== TEXT PROVIDED ==
I've come back to my hometown for the first time in years to, once again, look into the faces of these men and women. Although on this day, my only encounter is with those who've been deported.

(Soundbite of vehicle driving by)

SANCHEZ: I wait on a Mexican side, and from a distance, I see three U.S. Border Patrol Vans drive up and empty their human cargo - 25 to 30 people. They pass through a gate where Mexican government agents in orange windbreakers are there to welcome them back home. They board an old school bus.

(Soundbite of car door closing)

SANCHEZ: I get in a cab and follow them through downtown Nogales Sonora, past empty restaurants and shuttered shops. The place that made my favorite Mexican sandwiches tortas is gone. So are the Americans who used to spend their money here.

But it's not just that. Everything about this once quaint, tourist town looks and feels surreal. Heavily armed soldiers and police cruisers line the main drag. They look ill-at-ease, waiting perhaps for their next encounter with drug smugglers who are intent on showing who's really in control.

Sadly, my hometown has morphed into no man's land. The bus I've been following for the last 15 minutes finally arrives at an open-air shed attached to a tiny office run by Grupo Beta. It's a government sponsored agency, charged, among other things, with registering and debriefing deportados.

Mr. ROBERTO MONTIEL (Beta Agent): (Foreign language spoken)

SANCHEZ: In his welcoming remarks, a gaunt elderly man Beta Agent Roberto Montiel begins with a lecture about the importance of keeping the bathrooms clean. The men and women sit on wooden benches, their shoulders slumped, their clothes tattered and dusty. A little girl rests her head on her mother's bosom. She has a bad case of pink-eye and bug bites all over her swollen face.

(Spanish language spoken)

SOFIA: Sofia.

SANCHEZ: (Spanish language spoken)
===
> **PROBLEMS TO WORK ON**:
• 1. In the Nogales transcript, how many people do the Border Patrol vans unload?
• 2. Copy the Nogales transcript from "SANCHEZ: I wait" to "car door closing)".
• 3. Please carry the Nogales transcript forward past its final line.
The items have no role in any of this.
== DATASET RECORDS ==
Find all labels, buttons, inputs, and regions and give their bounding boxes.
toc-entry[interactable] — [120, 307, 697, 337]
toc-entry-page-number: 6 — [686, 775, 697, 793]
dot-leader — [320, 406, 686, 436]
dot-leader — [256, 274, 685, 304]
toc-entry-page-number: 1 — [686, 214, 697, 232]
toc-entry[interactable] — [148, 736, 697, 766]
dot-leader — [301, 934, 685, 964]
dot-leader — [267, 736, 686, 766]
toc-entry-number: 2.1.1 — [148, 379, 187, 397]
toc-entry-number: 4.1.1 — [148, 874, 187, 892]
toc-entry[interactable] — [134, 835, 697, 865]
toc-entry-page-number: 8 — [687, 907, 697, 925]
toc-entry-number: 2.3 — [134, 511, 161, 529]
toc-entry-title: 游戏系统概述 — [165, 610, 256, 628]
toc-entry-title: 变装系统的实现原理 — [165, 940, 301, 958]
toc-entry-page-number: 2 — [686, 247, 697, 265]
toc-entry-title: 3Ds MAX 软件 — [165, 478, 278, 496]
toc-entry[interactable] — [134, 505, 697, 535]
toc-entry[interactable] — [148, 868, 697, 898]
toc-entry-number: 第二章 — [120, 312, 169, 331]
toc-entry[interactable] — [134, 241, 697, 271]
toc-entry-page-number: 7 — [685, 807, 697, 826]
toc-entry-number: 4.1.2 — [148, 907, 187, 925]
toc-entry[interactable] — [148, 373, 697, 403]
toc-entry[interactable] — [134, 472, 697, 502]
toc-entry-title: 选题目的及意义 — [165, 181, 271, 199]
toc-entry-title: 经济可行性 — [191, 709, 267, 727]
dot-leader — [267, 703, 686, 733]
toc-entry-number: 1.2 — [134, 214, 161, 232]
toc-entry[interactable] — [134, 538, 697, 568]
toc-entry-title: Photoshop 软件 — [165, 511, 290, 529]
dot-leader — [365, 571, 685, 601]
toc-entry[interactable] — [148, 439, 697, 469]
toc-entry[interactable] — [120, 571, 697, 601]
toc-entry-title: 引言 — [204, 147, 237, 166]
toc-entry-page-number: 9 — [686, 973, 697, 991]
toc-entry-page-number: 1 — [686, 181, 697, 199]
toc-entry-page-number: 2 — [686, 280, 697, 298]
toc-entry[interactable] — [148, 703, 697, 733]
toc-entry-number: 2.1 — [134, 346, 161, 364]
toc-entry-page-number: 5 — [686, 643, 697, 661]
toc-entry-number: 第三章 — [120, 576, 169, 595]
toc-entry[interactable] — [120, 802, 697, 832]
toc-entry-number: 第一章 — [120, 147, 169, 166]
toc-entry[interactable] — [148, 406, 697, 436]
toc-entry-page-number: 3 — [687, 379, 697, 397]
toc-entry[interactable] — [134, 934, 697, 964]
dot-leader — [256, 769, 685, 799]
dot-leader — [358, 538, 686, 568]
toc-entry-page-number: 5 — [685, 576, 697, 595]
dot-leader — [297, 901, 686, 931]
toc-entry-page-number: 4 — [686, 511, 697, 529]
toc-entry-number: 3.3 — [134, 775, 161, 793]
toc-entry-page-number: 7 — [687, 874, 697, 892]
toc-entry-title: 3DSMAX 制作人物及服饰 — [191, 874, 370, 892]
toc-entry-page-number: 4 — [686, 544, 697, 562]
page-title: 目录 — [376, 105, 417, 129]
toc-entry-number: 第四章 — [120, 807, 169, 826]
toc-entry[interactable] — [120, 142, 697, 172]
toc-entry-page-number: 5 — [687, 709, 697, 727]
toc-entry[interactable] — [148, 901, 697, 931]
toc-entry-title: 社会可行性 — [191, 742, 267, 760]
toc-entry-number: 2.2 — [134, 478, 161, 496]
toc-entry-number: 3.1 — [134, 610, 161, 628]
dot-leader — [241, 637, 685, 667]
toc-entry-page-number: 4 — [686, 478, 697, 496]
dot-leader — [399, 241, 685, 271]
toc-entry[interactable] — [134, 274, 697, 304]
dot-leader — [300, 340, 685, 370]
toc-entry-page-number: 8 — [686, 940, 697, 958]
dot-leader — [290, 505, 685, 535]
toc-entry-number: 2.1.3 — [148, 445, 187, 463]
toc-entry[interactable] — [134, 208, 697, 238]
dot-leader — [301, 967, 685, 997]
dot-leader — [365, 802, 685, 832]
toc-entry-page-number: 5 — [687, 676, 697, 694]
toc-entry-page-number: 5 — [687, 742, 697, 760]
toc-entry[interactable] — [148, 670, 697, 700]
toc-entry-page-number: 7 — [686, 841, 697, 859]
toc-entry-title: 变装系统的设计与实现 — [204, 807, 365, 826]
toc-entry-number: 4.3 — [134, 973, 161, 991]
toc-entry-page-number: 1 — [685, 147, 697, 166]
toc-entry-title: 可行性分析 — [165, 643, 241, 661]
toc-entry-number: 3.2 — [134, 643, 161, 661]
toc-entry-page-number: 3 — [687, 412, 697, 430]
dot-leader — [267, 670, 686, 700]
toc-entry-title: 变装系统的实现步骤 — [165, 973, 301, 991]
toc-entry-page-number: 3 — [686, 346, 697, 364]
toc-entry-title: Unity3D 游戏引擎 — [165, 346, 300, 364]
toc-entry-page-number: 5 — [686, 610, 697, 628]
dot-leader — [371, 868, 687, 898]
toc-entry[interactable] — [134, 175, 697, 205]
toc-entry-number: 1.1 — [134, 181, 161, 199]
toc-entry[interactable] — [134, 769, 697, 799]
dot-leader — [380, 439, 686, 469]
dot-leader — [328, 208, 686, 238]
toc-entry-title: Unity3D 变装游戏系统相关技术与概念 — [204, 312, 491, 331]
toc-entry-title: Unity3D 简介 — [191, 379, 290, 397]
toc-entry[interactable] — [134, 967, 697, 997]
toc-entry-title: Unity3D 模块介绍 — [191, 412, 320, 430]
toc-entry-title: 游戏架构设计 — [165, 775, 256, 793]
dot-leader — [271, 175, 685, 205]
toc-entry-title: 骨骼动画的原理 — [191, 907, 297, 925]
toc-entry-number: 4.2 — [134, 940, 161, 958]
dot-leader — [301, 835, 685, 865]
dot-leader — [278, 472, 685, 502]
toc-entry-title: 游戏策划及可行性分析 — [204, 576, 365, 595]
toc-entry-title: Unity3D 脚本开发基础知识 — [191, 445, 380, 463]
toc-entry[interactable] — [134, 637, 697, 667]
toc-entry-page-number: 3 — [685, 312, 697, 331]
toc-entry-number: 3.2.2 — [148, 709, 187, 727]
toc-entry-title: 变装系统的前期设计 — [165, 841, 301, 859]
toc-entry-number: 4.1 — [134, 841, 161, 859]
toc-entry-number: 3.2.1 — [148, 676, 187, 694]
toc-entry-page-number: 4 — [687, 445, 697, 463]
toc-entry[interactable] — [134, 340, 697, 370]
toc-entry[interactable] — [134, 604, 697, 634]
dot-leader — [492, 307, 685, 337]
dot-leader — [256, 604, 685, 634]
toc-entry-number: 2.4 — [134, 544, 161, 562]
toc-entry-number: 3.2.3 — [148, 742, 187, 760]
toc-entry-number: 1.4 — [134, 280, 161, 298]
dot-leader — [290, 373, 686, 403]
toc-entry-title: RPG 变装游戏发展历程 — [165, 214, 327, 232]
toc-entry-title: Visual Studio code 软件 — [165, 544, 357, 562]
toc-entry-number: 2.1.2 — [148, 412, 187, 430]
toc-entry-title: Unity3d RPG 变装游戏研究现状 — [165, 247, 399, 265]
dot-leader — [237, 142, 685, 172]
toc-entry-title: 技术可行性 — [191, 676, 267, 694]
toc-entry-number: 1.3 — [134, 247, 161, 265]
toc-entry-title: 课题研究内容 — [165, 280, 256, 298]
===
> **ANSWERS IN ORDER**:
• 1. 25 to 30 people.

• 2.
SANCHEZ: I wait on a Mexican side, and from a distance, I see three U.S. Border Patrol Vans drive up and empty their human cargo - 25 to 30 people. They pass through a gate where Mexican government agents in orange windbreakers are there to welcome them back home. They board an old school bus.

(Soundbite of car door closing)

• 3.
SOFIA: (Spanish language spoken)

SANCHEZ: The little girl's name is Sofia. She's three years old. Her mother, in her early 20s, says her name is Maria Del Rayo Hernandez, from Mexico City.

(Spanish language spoken)

Ms. MARIA DEL RAYO HERNANDEZ: (Spanish language spoken)

SANCHEZ: (Spanish language spoken)

Ms. HERNANDEZ: (Spanish language spoken)

SANCHEZ: Her plan was to spend the holidays in New Jersey with the little girl's father. Now Hernandez says she'll have to go back home to Mexico City. Crossing illegally is too dangerous, she says, which is what Agent Montiel has been saying all morning.

Mr. MONTIEL: (Spanish language spoken)

SANCHEZ: And now that you're back in Mexico, he warns, don't let your guard down. Don't trust anybody. You see, Montiel continues, no matter how harrowing you thought your experience was on the U.S. side of the desert, there are people on the Mexican side who will prey on you. They'll kidnap you, he says, lock you up in a cheap hotel and hold you for ransom, demanding $3,000, sometimes $5,000.

Mr. MONTIEL: (Spanish language spoken)

SANCHEZ: According to Beta and Mexico's Human Rights Commission, the number of migrants abducted in the last year and a half was 9,758, a number that gets bigger every year.

Is there a place to eat? Asks one man in the group. About a mile up the street from Grupo Beta's office, the Kino Border Initiative, a binational group funded by the Catholic Church has set up a makeshift cafeteria under a tent large enough to feed 200 people.

Father PETER NEELY (Jesuit Priest, Directs Kino Border Initiative): (Spanish language spoken)

SANCHEZ: A Jesuit priest runs the place Father Peter Neely, a stocky man with a thick white beard. Volunteers from local churches and Bank of America, today, have prepared breakfast: a plate of refried beans, scrambled eggs, a small bowl of potato soup, corn tortillas, and a glass of sweet Jamaica water. Father Neely says relief operations like this one are now common on the border.

Father NEELY: Tijuana has stuff, Mexicali has stuff, Juarez - they all have these kinds of services. But Nogales, when they started diverting more people through the desert, you know, that's when we saw the big need here, to get, you know, people, you know, fed and clothed.

SANCHEZ: I don't want to get in the way here. I think you're ready to go.

Father NEELY: Yeah, we're ready to eat.

(Spanish language spoken)

SANCHEZ: Father Neely blesses the meal and offers a simple prayer we ask that you bless your sons and daughters, protect them against all evil, so they can reach their homes safely.

Crossing into the U.S. illegally is not a sin, says Neely. It's a misdemeanor, but the penalty for many is death. And it dawns on me, in my encounters with ilegales 50 years ago, people on their way north did sometimes talk about the risk of being left to die in the desert, but they mostly talked about hope and a better life.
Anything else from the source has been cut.